- Supplied material:
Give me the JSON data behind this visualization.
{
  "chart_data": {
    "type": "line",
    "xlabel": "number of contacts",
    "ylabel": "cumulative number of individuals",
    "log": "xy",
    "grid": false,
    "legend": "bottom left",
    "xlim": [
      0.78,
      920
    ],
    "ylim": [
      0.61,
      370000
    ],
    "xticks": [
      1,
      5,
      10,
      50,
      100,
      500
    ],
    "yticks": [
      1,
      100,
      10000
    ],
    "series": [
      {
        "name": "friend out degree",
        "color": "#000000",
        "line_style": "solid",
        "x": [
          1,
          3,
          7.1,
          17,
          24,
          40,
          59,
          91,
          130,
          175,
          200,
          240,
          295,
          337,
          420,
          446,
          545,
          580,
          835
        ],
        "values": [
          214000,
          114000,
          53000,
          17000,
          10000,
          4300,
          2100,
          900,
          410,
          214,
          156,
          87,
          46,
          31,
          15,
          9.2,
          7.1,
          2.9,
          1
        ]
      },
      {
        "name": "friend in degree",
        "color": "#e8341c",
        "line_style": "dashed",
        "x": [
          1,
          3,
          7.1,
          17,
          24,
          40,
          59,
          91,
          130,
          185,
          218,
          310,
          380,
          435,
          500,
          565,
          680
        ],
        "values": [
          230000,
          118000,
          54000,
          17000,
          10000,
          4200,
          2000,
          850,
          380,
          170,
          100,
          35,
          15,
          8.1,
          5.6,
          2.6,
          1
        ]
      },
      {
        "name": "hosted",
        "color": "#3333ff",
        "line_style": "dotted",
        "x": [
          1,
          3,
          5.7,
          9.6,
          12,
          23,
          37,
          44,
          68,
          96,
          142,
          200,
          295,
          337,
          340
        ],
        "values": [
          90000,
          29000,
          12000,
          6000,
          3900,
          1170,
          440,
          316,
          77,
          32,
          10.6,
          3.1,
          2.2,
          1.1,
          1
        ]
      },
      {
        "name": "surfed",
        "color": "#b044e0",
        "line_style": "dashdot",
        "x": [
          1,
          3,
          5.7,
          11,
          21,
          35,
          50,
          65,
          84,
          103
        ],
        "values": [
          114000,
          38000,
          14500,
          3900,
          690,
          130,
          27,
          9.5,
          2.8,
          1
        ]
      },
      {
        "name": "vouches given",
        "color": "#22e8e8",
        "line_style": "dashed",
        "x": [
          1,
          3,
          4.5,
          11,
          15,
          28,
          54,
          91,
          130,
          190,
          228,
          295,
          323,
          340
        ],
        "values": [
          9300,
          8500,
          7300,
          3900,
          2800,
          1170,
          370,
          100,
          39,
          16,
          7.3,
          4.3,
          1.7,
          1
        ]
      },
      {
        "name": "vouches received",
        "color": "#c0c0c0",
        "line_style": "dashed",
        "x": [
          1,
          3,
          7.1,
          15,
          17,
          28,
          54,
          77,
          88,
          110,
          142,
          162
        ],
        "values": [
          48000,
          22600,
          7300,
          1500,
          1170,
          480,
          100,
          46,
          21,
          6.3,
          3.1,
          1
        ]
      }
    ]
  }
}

- Problem requirements: Which lines include the word "friend"? Copy every one of them.

- Exercise response:
        "name": "friend out degree",
        "name": "friend in degree",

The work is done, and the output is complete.